§ Exercise:
Read the material below. Count the lines containing "免费倒计时" and give that count alone.

(Data excerpts)
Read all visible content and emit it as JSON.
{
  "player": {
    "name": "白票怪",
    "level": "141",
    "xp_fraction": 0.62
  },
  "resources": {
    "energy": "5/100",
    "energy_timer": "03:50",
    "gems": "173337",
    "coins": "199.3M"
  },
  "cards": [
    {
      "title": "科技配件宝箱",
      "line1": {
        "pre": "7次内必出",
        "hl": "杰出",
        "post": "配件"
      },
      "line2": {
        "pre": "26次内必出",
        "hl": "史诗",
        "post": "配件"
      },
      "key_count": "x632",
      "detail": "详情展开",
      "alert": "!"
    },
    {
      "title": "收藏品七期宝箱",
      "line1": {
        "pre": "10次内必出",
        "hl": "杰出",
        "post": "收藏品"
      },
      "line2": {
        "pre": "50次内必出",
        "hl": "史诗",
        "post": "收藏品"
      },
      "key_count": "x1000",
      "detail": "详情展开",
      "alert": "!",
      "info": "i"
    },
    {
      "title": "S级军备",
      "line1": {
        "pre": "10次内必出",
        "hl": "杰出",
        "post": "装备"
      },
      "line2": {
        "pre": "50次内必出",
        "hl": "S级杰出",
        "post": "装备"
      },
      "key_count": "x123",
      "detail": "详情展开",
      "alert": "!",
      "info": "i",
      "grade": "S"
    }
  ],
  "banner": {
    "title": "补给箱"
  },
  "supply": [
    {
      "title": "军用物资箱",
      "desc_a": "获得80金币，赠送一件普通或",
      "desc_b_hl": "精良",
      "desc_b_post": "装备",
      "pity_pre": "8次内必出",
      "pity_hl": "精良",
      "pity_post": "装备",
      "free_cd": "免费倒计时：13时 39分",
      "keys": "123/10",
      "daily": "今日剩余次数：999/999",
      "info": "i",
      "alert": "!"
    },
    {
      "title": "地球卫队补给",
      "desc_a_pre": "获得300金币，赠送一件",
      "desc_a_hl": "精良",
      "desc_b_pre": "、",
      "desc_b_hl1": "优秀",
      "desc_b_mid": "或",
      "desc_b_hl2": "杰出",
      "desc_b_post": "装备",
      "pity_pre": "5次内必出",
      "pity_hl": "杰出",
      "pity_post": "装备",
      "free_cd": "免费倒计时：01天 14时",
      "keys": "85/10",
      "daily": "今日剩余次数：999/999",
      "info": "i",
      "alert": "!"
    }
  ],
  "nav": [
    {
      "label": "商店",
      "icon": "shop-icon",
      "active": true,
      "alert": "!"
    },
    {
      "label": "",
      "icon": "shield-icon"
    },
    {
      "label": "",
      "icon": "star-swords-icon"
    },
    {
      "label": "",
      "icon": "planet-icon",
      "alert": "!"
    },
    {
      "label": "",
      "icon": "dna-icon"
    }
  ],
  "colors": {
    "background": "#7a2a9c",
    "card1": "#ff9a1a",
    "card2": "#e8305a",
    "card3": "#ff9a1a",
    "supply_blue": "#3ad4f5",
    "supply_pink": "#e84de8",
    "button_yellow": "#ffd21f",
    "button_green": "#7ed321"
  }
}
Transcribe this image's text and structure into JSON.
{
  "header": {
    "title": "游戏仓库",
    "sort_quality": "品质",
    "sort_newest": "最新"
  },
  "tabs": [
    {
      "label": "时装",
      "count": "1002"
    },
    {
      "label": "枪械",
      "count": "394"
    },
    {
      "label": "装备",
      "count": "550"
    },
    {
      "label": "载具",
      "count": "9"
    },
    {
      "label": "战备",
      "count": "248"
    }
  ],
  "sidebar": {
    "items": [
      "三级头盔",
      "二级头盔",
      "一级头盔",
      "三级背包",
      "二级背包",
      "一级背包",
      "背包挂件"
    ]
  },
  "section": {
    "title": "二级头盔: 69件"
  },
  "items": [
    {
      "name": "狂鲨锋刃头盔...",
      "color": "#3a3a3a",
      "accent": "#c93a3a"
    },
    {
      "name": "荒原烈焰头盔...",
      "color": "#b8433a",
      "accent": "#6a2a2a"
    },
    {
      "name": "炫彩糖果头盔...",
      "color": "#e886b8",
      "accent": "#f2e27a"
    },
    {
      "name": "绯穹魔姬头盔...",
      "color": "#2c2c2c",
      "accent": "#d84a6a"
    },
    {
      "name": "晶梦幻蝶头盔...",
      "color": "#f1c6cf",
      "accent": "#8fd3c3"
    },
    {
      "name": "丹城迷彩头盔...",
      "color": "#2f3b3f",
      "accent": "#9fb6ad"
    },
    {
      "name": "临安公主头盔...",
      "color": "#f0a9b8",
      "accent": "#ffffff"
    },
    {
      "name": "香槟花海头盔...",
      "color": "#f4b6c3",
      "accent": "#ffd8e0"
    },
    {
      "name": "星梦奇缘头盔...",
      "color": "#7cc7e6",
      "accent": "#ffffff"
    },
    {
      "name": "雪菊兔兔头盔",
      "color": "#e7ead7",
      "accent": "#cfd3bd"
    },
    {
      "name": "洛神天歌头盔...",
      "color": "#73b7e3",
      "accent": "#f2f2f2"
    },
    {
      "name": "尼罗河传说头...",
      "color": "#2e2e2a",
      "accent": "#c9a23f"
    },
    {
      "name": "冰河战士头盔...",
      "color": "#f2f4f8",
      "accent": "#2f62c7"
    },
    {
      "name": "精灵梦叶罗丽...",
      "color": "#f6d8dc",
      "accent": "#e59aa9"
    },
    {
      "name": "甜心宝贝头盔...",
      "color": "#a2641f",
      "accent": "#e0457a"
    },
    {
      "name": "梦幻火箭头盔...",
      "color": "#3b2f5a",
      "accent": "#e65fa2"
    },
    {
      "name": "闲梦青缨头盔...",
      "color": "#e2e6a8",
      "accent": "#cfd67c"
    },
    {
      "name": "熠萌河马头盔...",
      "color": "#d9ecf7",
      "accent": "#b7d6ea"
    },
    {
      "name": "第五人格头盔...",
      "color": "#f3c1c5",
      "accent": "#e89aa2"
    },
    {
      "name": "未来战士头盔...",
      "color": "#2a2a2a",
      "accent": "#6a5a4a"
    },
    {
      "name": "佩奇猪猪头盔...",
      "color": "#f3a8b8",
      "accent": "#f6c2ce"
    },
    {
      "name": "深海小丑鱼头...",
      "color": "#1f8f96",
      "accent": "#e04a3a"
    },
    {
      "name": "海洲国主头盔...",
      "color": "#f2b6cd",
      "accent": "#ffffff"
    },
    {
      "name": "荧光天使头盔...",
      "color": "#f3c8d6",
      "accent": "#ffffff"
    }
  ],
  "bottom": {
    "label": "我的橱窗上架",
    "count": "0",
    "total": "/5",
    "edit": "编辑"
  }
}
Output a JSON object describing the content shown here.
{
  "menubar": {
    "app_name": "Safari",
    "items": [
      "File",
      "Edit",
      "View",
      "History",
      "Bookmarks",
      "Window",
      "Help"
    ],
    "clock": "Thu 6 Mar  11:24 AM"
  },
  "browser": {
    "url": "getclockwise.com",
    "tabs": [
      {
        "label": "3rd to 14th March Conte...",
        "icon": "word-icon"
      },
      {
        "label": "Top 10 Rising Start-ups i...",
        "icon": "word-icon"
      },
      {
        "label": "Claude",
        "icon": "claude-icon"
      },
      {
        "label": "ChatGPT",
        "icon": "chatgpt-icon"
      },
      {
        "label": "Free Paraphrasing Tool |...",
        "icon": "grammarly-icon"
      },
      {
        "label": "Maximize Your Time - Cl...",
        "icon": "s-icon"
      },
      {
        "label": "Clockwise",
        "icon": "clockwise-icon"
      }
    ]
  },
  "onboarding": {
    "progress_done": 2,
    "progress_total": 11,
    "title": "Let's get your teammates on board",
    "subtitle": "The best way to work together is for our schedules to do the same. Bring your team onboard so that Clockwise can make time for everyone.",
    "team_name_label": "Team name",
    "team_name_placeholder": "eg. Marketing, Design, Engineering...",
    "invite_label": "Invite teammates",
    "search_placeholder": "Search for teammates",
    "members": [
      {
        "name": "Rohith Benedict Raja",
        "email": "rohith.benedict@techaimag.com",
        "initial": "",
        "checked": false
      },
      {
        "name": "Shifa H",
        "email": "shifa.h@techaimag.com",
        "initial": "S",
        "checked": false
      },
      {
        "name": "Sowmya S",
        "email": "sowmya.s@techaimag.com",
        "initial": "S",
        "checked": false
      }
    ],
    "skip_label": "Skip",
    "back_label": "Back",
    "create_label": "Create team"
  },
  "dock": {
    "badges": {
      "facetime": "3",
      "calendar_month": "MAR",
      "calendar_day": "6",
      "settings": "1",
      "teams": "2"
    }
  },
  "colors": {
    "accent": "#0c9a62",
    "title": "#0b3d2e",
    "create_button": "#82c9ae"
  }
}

§ Response to this exercise:
2